*Requirement*.
In the records that follow, find each line with "page" and pull it out.

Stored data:
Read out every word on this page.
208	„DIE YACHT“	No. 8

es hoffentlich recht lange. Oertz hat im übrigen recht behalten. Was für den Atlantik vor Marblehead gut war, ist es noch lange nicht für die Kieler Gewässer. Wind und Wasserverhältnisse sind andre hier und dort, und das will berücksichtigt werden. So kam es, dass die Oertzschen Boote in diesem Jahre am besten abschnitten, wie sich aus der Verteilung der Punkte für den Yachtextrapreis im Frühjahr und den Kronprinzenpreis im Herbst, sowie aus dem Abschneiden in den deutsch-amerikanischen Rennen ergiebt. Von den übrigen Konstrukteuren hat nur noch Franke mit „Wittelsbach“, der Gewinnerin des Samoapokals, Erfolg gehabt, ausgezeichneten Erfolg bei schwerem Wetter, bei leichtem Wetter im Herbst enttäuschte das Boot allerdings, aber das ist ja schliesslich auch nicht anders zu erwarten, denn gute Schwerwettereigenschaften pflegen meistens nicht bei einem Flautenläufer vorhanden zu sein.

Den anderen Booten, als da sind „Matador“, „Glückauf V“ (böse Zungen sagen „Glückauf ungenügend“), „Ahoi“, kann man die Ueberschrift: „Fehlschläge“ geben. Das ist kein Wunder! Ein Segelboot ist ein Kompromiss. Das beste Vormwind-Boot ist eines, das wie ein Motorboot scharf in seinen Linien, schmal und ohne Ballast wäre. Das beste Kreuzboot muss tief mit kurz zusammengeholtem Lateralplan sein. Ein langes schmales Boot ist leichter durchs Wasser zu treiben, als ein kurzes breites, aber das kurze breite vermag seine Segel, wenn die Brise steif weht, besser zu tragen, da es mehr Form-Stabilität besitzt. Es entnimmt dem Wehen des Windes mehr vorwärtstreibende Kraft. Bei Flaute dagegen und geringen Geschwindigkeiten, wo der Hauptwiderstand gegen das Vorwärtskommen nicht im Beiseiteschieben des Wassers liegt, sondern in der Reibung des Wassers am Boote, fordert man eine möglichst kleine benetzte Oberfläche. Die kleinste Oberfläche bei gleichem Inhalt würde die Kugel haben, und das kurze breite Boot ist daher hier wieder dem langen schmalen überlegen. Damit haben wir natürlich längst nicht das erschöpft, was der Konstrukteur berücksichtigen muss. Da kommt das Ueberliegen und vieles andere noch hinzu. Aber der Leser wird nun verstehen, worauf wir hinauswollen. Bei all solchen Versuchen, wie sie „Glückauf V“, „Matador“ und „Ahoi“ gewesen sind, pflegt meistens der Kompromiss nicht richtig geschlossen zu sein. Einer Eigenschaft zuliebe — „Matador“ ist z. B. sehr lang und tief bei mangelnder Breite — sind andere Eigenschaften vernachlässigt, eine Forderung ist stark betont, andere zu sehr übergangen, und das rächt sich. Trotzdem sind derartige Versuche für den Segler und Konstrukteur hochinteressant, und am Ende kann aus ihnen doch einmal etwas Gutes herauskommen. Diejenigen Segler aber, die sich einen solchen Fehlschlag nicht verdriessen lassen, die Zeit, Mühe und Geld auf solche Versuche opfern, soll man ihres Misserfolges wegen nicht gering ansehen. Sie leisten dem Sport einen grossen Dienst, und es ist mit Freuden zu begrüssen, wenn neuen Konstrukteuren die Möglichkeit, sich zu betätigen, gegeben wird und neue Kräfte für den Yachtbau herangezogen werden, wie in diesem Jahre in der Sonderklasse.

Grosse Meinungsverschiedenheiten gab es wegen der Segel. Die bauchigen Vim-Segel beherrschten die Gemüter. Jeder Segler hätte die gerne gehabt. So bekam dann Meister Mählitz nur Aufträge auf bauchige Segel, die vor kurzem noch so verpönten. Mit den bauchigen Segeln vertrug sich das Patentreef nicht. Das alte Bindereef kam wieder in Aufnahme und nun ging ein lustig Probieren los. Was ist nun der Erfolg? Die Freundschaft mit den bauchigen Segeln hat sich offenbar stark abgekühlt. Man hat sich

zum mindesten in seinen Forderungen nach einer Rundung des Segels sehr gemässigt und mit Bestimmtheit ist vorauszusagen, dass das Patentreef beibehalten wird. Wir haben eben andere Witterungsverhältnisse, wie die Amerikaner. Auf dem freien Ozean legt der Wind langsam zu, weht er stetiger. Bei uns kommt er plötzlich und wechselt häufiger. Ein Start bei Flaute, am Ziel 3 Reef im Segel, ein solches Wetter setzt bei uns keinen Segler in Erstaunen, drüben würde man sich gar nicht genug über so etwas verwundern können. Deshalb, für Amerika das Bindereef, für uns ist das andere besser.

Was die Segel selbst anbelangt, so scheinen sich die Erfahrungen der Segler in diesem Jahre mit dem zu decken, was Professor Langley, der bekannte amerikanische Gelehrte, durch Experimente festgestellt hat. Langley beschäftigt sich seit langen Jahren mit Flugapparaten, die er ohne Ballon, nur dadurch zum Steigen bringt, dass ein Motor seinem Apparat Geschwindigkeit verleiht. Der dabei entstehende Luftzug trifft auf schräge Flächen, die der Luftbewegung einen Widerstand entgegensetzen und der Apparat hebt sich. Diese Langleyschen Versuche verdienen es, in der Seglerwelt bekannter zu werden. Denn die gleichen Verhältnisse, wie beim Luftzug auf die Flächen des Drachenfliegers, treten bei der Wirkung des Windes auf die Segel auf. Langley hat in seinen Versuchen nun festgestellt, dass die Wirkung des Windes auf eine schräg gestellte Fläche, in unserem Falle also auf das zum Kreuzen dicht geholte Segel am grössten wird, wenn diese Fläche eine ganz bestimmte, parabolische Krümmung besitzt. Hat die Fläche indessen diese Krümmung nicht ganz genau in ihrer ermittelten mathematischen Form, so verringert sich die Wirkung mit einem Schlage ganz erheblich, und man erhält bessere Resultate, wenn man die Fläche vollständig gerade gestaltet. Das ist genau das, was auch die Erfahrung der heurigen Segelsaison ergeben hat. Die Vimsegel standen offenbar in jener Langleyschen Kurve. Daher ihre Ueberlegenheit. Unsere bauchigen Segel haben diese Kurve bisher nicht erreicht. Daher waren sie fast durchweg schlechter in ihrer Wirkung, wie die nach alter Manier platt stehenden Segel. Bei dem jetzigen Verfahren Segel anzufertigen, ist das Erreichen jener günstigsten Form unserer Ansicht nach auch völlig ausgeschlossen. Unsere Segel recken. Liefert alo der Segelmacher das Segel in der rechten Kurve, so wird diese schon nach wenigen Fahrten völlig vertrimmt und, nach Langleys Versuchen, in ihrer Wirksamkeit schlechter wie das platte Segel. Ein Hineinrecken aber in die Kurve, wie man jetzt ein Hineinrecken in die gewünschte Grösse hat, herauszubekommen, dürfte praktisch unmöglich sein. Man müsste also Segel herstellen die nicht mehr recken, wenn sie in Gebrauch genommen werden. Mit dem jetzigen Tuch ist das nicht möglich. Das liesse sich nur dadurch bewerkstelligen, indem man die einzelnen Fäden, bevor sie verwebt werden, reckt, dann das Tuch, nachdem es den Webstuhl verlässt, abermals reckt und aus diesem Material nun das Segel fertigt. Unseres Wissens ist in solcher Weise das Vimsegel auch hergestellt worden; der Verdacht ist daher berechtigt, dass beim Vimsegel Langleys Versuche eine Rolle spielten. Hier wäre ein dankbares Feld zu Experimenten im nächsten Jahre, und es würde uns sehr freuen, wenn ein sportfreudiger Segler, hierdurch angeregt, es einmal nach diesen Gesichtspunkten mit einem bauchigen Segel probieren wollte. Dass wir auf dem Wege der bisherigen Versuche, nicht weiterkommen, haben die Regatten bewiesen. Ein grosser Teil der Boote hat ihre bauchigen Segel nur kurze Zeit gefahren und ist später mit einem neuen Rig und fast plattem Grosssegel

---

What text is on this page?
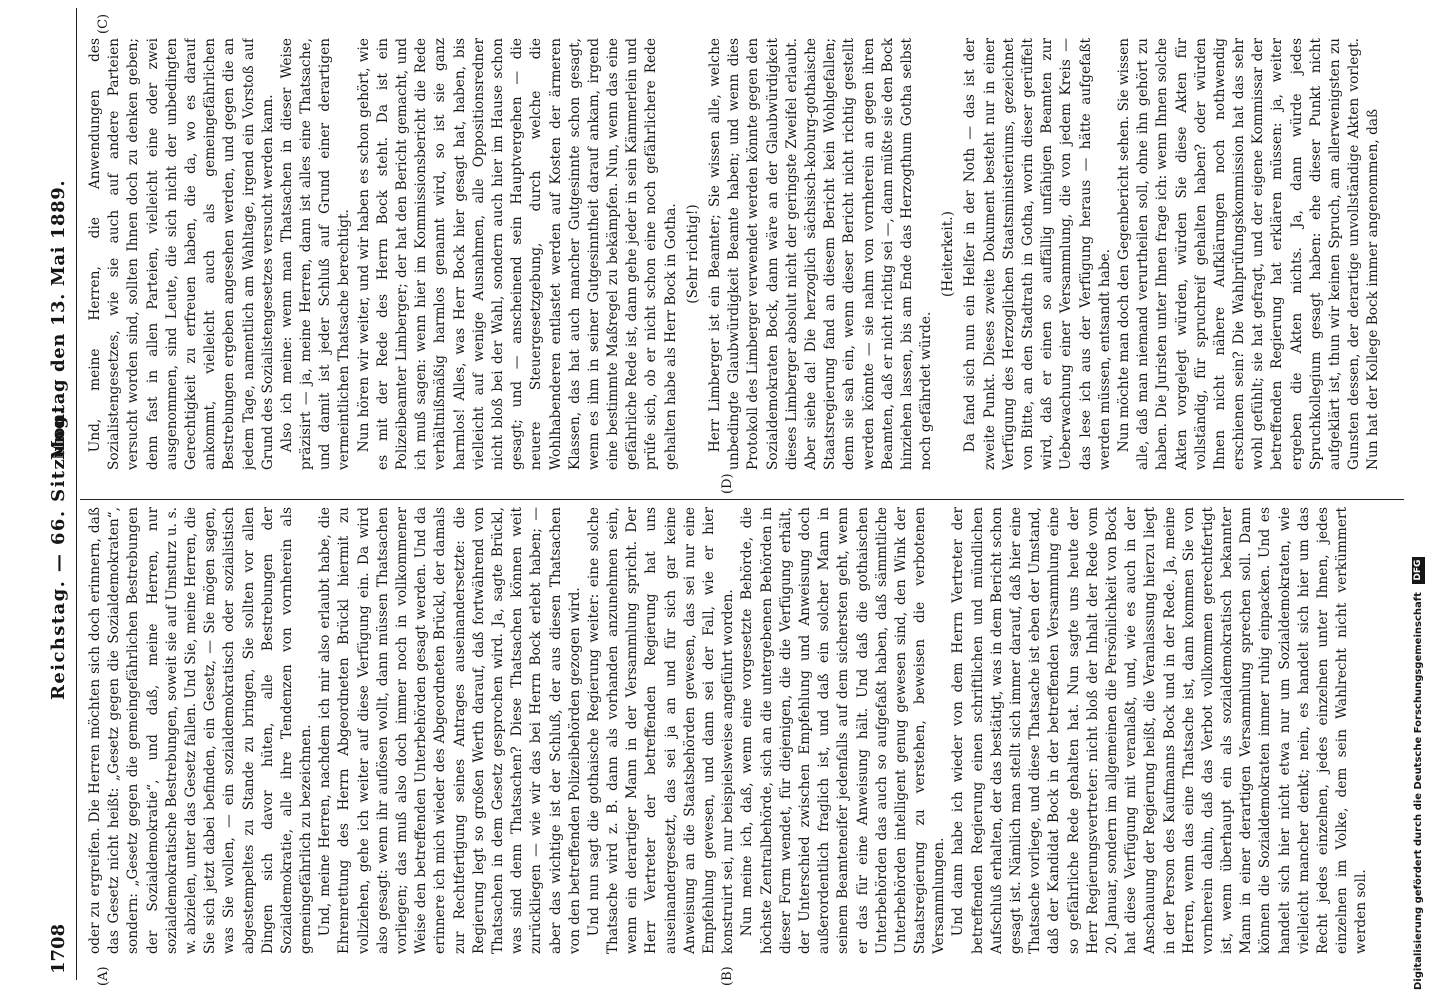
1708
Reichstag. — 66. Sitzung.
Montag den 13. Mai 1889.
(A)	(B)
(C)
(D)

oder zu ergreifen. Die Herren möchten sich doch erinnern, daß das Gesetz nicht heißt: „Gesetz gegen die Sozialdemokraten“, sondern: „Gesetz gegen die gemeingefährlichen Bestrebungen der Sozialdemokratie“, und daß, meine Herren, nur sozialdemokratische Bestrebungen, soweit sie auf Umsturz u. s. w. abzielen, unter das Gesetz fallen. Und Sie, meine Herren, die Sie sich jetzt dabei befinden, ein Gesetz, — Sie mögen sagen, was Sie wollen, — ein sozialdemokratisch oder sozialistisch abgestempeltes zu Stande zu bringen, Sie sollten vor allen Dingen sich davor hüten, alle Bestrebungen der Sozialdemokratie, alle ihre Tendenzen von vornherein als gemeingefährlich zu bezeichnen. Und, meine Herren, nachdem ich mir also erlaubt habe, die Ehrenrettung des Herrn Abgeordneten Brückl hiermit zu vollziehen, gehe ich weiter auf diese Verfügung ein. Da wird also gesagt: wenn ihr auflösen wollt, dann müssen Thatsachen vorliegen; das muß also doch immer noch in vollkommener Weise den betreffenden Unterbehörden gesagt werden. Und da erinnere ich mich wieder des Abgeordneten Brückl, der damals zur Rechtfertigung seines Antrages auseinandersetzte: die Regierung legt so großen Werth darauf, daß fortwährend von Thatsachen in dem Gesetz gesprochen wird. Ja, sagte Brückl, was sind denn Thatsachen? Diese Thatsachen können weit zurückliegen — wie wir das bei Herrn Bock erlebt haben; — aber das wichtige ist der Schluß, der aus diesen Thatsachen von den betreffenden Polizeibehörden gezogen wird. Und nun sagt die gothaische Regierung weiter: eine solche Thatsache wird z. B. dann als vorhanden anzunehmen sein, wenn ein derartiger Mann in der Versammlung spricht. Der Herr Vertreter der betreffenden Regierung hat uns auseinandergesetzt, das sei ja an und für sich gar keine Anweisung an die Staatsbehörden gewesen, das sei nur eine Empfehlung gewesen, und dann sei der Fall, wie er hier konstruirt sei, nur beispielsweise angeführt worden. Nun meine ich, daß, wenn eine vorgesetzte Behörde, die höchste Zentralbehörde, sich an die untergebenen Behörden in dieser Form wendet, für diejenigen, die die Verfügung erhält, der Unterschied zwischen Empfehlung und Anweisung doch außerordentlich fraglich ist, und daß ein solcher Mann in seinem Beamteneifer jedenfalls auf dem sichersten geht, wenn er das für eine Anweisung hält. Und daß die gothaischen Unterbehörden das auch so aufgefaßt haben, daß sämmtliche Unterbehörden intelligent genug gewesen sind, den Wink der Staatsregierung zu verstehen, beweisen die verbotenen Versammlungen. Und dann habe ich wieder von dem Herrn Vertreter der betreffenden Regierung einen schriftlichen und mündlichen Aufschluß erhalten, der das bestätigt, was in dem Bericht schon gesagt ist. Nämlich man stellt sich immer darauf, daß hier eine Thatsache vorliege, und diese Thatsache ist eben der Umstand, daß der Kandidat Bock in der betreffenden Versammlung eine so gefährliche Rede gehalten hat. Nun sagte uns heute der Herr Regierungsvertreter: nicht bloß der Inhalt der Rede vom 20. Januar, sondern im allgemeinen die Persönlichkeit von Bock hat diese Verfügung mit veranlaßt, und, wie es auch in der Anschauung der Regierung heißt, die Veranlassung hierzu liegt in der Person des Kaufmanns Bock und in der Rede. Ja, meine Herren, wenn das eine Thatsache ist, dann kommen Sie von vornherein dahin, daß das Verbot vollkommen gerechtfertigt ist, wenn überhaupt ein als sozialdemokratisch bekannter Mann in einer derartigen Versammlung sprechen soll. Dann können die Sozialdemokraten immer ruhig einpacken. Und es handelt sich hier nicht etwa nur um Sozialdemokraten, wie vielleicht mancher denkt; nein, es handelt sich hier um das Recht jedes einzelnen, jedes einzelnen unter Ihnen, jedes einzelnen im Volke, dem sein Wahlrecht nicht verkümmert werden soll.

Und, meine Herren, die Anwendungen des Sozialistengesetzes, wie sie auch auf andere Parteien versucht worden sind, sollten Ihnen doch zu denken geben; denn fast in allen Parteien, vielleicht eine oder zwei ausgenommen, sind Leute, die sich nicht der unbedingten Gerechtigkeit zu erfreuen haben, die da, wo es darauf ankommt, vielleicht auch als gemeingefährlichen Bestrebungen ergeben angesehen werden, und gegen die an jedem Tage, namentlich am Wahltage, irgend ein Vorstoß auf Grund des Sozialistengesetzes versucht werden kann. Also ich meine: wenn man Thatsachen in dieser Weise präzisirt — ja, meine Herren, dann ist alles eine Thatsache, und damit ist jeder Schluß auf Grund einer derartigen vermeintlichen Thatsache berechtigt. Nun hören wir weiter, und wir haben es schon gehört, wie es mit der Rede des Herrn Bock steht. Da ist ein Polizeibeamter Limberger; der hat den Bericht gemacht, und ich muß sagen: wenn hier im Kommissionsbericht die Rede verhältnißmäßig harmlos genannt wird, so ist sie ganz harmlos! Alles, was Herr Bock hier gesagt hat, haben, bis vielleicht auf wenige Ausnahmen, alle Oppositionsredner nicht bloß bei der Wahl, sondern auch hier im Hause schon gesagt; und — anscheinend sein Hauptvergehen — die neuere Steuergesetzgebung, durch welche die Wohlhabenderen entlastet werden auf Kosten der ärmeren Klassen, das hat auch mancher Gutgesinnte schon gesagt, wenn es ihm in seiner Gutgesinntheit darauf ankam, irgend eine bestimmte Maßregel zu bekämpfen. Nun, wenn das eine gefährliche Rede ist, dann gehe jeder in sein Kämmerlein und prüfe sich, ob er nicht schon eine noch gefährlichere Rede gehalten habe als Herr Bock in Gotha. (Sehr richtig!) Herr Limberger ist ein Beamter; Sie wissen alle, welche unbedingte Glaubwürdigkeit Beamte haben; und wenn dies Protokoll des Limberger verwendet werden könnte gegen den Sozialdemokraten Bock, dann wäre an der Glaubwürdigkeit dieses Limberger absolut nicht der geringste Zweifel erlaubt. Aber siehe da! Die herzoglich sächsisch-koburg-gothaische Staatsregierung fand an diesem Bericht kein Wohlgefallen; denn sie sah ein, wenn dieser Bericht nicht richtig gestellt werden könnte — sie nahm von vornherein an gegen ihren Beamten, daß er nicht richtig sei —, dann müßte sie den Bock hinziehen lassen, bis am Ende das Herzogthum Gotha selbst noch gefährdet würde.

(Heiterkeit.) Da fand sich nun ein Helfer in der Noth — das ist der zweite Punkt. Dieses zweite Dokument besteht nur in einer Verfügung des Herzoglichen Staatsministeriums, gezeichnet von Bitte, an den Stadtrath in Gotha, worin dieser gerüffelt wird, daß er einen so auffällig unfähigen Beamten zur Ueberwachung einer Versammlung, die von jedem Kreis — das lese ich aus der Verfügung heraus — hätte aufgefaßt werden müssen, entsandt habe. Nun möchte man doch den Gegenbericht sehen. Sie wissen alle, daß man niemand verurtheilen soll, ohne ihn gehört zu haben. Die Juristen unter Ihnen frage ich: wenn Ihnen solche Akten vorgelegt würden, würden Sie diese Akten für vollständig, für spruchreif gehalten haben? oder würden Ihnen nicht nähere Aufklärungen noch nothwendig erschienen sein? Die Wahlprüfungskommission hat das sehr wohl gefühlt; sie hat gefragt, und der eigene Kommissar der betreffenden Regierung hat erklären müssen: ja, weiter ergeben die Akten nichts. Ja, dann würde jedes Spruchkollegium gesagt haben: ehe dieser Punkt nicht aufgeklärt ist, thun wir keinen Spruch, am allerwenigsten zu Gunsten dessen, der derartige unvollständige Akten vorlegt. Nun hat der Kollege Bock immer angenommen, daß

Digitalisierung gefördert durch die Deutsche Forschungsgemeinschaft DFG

*Exercise result*.
Read out every word on this page.
What text is on this page?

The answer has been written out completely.